### Exercise instructions
Pick out the lines below that contain the string "Magnetization" and copy them all.

### Information provided
..........
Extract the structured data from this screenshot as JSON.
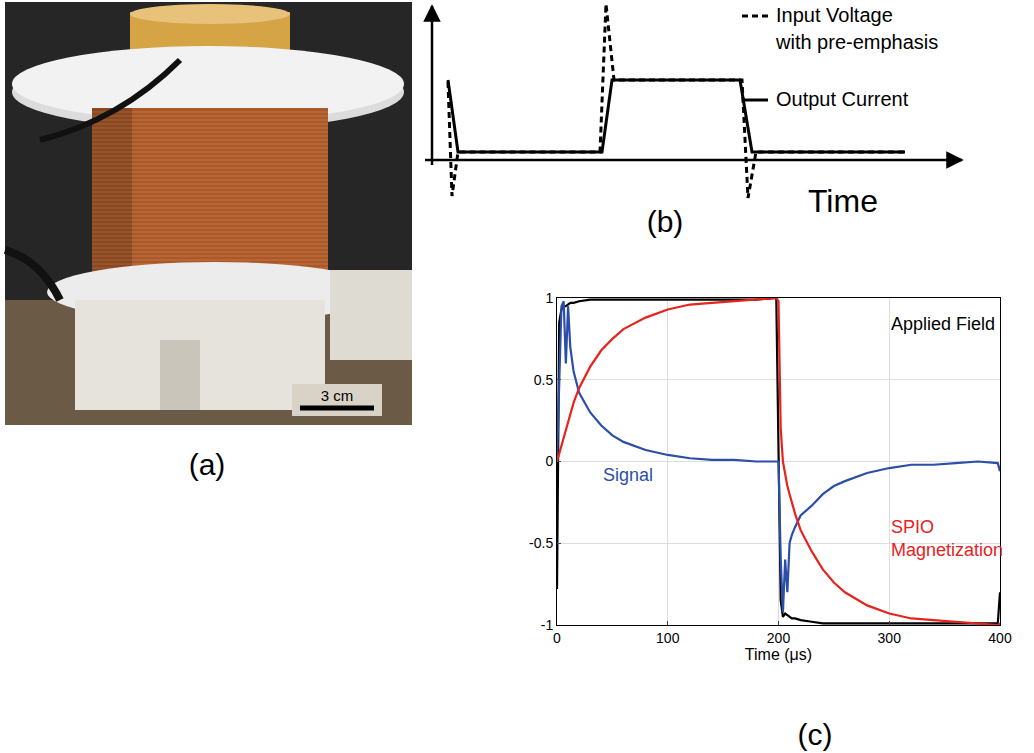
{
  "panels": {
    "a": {
      "label": "(a)",
      "scale_bar": "3 cm"
    },
    "b": {
      "label": "(b)",
      "axis_label": "Time",
      "legend": [
        {
          "lines": [
            "Input Voltage",
            "with pre-emphasis"
          ],
          "line_style": "dashed"
        },
        {
          "lines": [
            "Output Current"
          ],
          "line_style": "solid"
        }
      ]
    },
    "c": {
      "label": "(c)"
    }
  },
  "chart_data": {
    "type": "line",
    "x_label": "Time (μs)",
    "xlim": [
      0,
      400
    ],
    "xticks": [
      0,
      100,
      200,
      300,
      400
    ],
    "ylim": [
      -1,
      1
    ],
    "yticks": [
      -1,
      -0.5,
      0,
      0.5,
      1
    ],
    "grid": true,
    "x": [
      0,
      2,
      4,
      6,
      8,
      10,
      12,
      15,
      20,
      30,
      40,
      50,
      60,
      80,
      100,
      120,
      140,
      160,
      180,
      198,
      200,
      202,
      204,
      206,
      208,
      210,
      212,
      215,
      220,
      230,
      240,
      250,
      260,
      280,
      300,
      320,
      340,
      360,
      380,
      398,
      400
    ],
    "series": [
      {
        "name": "Applied Field",
        "color": "#000000",
        "values": [
          -0.78,
          0.85,
          0.93,
          0.95,
          0.95,
          0.96,
          0.97,
          0.97,
          0.98,
          0.99,
          0.99,
          0.99,
          0.99,
          0.99,
          0.99,
          0.99,
          0.99,
          0.99,
          0.99,
          1.0,
          0.2,
          -0.85,
          -0.95,
          -0.93,
          -0.94,
          -0.95,
          -0.96,
          -0.96,
          -0.97,
          -0.98,
          -0.99,
          -0.99,
          -0.99,
          -0.99,
          -0.99,
          -0.99,
          -0.99,
          -0.99,
          -0.99,
          -0.99,
          -0.8
        ]
      },
      {
        "name": "Signal",
        "color": "#2b4fa8",
        "values": [
          0,
          0.5,
          0.95,
          0.98,
          0.6,
          0.95,
          0.7,
          0.55,
          0.42,
          0.3,
          0.22,
          0.16,
          0.12,
          0.07,
          0.04,
          0.02,
          0.01,
          0.01,
          0.0,
          0.0,
          0.0,
          -0.6,
          -0.92,
          -0.6,
          -0.8,
          -0.5,
          -0.45,
          -0.4,
          -0.33,
          -0.27,
          -0.2,
          -0.15,
          -0.12,
          -0.07,
          -0.04,
          -0.02,
          -0.02,
          -0.01,
          0.0,
          -0.01,
          -0.06
        ]
      },
      {
        "name": "SPIO Magnetization",
        "color": "#e8221c",
        "values": [
          0,
          0.05,
          0.1,
          0.15,
          0.2,
          0.25,
          0.3,
          0.36,
          0.45,
          0.58,
          0.68,
          0.75,
          0.81,
          0.88,
          0.93,
          0.96,
          0.97,
          0.98,
          0.99,
          1.0,
          0.98,
          0.2,
          0.0,
          -0.08,
          -0.15,
          -0.2,
          -0.25,
          -0.32,
          -0.42,
          -0.55,
          -0.66,
          -0.74,
          -0.8,
          -0.88,
          -0.93,
          -0.96,
          -0.97,
          -0.98,
          -0.99,
          -1.0,
          -0.99
        ]
      }
    ],
    "annotations": [
      {
        "lines": [
          "Applied Field"
        ],
        "x": 300,
        "y": 0.84,
        "color": "#000000"
      },
      {
        "lines": [
          "Signal"
        ],
        "x": 40,
        "y": -0.08,
        "color": "#2b4fa8"
      },
      {
        "lines": [
          "SPIO",
          "Magnetization"
        ],
        "x": 300,
        "y": -0.47,
        "color": "#e8221c"
      }
    ]
  }
}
..........
### Answer to this task
        "name": "SPIO Magnetization",
          "Magnetization"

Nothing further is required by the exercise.